--- TASK GOAL ---
Comb the records below for the string "JSON" and copy each line where it turns up.

-- PROVIDED RECORDS start --

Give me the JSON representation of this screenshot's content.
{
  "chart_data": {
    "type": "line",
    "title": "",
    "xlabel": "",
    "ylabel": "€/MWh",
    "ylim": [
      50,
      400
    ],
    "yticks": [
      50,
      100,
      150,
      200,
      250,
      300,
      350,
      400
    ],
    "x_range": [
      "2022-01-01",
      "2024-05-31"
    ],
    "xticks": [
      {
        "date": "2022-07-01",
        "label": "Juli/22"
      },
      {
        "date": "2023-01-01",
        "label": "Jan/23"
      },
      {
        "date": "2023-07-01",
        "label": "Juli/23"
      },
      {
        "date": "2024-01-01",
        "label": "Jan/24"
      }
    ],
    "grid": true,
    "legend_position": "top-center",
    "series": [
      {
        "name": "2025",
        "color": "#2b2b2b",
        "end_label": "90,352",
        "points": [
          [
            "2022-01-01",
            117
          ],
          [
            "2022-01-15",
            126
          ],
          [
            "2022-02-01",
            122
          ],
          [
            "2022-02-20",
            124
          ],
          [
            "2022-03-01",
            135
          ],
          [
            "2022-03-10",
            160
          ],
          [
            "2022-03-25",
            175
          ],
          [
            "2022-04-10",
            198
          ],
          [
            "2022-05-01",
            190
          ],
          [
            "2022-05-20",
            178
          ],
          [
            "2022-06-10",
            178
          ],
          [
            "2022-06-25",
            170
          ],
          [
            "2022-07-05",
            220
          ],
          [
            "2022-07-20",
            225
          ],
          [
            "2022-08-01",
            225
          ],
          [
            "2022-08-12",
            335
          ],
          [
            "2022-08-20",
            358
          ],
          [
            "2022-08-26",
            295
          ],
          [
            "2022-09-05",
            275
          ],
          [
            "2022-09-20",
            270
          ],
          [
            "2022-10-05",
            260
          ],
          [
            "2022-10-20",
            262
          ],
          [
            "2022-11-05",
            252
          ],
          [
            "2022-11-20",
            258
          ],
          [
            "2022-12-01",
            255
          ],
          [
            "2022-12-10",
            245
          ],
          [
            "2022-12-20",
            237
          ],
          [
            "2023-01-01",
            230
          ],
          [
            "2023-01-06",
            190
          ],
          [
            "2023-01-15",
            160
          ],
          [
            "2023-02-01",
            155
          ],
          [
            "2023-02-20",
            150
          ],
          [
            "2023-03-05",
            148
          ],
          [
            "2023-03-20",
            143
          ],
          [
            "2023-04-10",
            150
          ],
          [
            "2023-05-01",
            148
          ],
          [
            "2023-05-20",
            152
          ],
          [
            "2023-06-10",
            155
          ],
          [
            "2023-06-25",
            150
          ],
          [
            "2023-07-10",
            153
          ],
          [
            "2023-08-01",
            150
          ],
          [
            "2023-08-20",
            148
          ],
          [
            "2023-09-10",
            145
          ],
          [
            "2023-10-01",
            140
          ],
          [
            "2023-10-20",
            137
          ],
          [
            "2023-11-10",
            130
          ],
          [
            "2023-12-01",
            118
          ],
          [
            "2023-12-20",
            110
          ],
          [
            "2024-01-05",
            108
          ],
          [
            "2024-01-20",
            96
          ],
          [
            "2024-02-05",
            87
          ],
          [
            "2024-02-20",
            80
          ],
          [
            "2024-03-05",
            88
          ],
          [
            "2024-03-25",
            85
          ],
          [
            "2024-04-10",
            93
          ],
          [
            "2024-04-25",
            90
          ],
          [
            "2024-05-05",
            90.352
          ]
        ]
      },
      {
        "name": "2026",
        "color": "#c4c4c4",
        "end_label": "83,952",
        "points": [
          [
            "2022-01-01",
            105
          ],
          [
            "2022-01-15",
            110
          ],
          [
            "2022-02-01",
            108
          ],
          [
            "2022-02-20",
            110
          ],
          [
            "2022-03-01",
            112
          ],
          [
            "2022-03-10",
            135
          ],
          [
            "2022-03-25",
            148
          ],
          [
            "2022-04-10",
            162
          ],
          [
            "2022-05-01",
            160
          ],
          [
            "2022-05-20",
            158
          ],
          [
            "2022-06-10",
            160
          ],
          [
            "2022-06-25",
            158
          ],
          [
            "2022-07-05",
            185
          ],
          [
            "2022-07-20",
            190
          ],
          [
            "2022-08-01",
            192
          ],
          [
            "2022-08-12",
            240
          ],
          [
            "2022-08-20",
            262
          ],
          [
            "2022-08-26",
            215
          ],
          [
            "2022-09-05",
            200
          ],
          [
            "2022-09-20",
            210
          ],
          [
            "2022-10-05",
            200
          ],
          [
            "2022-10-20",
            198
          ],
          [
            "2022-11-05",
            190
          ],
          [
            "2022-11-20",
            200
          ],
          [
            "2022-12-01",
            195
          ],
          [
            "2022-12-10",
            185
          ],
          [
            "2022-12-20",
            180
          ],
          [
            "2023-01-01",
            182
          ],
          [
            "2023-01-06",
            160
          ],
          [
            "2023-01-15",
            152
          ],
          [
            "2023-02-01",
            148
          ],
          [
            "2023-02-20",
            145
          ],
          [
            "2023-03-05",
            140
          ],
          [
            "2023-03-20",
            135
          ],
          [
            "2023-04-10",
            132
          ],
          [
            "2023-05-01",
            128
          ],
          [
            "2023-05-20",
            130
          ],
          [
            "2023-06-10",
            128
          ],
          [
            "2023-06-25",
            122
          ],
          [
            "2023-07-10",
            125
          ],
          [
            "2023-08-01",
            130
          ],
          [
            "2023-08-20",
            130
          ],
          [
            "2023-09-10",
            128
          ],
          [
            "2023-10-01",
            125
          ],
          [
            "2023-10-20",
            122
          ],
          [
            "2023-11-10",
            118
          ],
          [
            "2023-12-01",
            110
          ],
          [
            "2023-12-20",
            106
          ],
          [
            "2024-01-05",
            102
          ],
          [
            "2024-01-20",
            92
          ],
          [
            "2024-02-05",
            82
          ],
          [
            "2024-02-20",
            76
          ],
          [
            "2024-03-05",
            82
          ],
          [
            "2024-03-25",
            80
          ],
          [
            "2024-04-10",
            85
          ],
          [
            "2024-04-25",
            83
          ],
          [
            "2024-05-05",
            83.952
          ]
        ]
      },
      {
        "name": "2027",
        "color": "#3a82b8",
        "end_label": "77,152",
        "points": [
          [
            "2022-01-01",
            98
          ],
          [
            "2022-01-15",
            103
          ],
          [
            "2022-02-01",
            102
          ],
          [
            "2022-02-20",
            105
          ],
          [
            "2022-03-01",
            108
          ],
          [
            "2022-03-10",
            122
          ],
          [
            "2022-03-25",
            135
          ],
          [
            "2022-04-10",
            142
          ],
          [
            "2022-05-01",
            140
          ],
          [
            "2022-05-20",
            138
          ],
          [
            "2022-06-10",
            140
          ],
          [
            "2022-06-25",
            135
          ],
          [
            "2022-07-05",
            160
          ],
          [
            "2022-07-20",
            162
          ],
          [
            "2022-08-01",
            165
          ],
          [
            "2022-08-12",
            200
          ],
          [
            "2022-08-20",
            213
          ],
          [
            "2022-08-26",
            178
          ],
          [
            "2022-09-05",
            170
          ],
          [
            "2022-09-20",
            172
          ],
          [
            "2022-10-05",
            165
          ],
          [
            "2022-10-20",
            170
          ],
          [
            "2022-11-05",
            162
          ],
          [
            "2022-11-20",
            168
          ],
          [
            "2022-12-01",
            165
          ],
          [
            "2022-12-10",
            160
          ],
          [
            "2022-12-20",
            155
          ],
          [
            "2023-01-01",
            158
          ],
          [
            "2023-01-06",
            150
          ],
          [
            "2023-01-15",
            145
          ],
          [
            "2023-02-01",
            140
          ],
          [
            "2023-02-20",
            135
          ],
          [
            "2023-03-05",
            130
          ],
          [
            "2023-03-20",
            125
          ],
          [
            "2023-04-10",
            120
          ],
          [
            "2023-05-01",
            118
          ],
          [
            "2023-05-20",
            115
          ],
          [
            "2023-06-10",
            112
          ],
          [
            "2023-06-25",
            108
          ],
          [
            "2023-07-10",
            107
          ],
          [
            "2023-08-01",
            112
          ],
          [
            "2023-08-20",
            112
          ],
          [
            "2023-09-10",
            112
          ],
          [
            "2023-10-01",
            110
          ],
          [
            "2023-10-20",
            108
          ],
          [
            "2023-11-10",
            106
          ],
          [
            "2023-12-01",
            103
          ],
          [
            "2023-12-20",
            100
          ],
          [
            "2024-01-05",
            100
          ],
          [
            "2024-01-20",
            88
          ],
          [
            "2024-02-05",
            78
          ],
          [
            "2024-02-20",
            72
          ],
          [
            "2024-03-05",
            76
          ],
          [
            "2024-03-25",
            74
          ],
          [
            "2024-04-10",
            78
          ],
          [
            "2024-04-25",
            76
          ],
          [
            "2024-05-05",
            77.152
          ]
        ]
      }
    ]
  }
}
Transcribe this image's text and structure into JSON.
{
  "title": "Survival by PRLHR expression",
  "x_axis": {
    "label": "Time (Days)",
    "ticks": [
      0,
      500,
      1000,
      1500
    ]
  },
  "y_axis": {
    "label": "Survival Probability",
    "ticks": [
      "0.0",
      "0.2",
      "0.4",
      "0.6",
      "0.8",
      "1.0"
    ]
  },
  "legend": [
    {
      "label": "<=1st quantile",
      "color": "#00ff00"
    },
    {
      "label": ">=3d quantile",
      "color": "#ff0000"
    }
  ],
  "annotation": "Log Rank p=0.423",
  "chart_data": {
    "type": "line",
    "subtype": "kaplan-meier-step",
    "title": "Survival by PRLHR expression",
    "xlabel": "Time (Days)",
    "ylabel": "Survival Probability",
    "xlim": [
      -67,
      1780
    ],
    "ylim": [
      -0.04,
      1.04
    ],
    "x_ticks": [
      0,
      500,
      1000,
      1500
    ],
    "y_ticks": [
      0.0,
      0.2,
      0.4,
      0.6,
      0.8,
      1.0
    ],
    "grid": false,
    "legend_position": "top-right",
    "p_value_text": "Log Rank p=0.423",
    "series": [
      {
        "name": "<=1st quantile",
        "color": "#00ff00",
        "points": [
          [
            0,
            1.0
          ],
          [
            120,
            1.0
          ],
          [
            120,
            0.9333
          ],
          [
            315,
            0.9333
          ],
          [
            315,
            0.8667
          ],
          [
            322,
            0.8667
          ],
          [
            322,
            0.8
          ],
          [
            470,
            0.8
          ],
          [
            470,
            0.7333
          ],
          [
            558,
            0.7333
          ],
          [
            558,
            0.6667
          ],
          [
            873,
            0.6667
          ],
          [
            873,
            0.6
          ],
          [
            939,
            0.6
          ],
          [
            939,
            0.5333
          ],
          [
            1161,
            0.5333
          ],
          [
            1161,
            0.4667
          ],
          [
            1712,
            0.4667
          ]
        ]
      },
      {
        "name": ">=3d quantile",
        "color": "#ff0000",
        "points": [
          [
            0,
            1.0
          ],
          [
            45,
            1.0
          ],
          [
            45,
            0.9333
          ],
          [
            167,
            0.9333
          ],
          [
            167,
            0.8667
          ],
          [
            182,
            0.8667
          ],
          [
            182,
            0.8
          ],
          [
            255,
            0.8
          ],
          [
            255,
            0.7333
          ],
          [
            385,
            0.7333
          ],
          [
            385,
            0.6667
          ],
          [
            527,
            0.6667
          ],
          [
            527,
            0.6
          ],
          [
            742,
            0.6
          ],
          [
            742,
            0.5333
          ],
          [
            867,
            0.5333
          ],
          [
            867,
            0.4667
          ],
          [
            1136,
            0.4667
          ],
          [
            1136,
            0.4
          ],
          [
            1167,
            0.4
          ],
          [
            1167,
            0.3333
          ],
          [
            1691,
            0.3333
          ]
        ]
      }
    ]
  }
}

-- PROVIDED RECORDS end --

--- SOLUTION FOR THIS EXERCISE ---
Give me the JSON representation of this screenshot's content.
Transcribe this image's text and structure into JSON.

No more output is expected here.